_What is expected_
Update these items by changing every "battery-icon" to "power-icon" and leave everything else as is.

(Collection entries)
┌──

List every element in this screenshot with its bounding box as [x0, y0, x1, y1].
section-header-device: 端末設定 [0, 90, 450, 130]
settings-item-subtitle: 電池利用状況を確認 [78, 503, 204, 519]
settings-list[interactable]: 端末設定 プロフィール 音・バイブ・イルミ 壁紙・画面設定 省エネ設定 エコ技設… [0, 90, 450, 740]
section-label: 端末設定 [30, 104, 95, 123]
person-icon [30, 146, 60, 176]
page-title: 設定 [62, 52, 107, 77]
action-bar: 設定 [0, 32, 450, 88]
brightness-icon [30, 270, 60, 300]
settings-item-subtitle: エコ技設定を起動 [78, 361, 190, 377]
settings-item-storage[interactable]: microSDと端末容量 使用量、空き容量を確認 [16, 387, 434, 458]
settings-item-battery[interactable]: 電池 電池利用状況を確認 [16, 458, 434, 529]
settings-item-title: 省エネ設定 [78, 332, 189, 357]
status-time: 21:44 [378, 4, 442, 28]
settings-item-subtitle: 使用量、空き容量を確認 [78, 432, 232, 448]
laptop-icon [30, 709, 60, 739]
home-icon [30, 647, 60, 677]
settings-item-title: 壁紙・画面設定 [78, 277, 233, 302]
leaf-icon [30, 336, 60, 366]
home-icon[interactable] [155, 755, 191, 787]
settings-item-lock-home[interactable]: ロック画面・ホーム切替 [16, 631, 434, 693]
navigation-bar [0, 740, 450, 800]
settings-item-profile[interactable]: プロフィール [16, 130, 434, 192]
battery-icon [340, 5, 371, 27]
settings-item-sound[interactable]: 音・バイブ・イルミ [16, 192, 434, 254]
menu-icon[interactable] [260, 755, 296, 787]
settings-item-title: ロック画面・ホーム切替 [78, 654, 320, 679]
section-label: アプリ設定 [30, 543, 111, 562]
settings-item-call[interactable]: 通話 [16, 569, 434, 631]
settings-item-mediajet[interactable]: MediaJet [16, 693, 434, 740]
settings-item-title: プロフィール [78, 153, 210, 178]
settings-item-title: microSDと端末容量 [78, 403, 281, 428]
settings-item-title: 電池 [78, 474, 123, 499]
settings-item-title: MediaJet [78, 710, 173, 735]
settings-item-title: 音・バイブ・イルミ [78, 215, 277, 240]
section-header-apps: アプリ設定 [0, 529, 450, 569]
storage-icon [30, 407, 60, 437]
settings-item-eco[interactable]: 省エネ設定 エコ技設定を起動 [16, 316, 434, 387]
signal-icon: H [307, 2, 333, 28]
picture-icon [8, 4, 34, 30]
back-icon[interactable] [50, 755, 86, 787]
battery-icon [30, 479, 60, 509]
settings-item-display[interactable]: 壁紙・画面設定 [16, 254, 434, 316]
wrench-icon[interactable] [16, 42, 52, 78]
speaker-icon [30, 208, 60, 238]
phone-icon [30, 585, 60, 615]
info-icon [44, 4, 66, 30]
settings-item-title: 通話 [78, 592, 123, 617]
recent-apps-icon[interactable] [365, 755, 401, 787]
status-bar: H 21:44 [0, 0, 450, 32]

└──

_Right answer_
List every element in this screenshot with its bounding box as [x0, y0, x1, y1].
section-header-device: 端末設定 [0, 90, 450, 130]
settings-item-subtitle: 電池利用状況を確認 [78, 503, 204, 519]
settings-list[interactable]: 端末設定 プロフィール 音・バイブ・イルミ 壁紙・画面設定 省エネ設定 エコ技設… [0, 90, 450, 740]
section-label: 端末設定 [30, 104, 95, 123]
person-icon [30, 146, 60, 176]
page-title: 設定 [62, 52, 107, 77]
action-bar: 設定 [0, 32, 450, 88]
brightness-icon [30, 270, 60, 300]
settings-item-subtitle: エコ技設定を起動 [78, 361, 190, 377]
settings-item-storage[interactable]: microSDと端末容量 使用量、空き容量を確認 [16, 387, 434, 458]
settings-item-battery[interactable]: 電池 電池利用状況を確認 [16, 458, 434, 529]
settings-item-title: 省エネ設定 [78, 332, 189, 357]
status-time: 21:44 [378, 4, 442, 28]
settings-item-subtitle: 使用量、空き容量を確認 [78, 432, 232, 448]
laptop-icon [30, 709, 60, 739]
home-icon [30, 647, 60, 677]
settings-item-title: 壁紙・画面設定 [78, 277, 233, 302]
leaf-icon [30, 336, 60, 366]
home-icon[interactable] [155, 755, 191, 787]
settings-item-lock-home[interactable]: ロック画面・ホーム切替 [16, 631, 434, 693]
navigation-bar [0, 740, 450, 800]
settings-item-profile[interactable]: プロフィール [16, 130, 434, 192]
power-icon [340, 5, 371, 27]
settings-item-sound[interactable]: 音・バイブ・イルミ [16, 192, 434, 254]
menu-icon[interactable] [260, 755, 296, 787]
settings-item-title: ロック画面・ホーム切替 [78, 654, 320, 679]
section-label: アプリ設定 [30, 543, 111, 562]
settings-item-call[interactable]: 通話 [16, 569, 434, 631]
settings-item-mediajet[interactable]: MediaJet [16, 693, 434, 740]
settings-item-title: プロフィール [78, 153, 210, 178]
settings-item-title: microSDと端末容量 [78, 403, 281, 428]
settings-item-title: 電池 [78, 474, 123, 499]
settings-item-title: MediaJet [78, 710, 173, 735]
settings-item-title: 音・バイブ・イルミ [78, 215, 277, 240]
section-header-apps: アプリ設定 [0, 529, 450, 569]
storage-icon [30, 407, 60, 437]
settings-item-eco[interactable]: 省エネ設定 エコ技設定を起動 [16, 316, 434, 387]
signal-icon: H [307, 2, 333, 28]
picture-icon [8, 4, 34, 30]
back-icon[interactable] [50, 755, 86, 787]
power-icon [30, 479, 60, 509]
settings-item-display[interactable]: 壁紙・画面設定 [16, 254, 434, 316]
wrench-icon[interactable] [16, 42, 52, 78]
speaker-icon [30, 208, 60, 238]
phone-icon [30, 585, 60, 615]
info-icon [44, 4, 66, 30]
settings-item-title: 通話 [78, 592, 123, 617]
recent-apps-icon[interactable] [365, 755, 401, 787]
status-bar: H 21:44 [0, 0, 450, 32]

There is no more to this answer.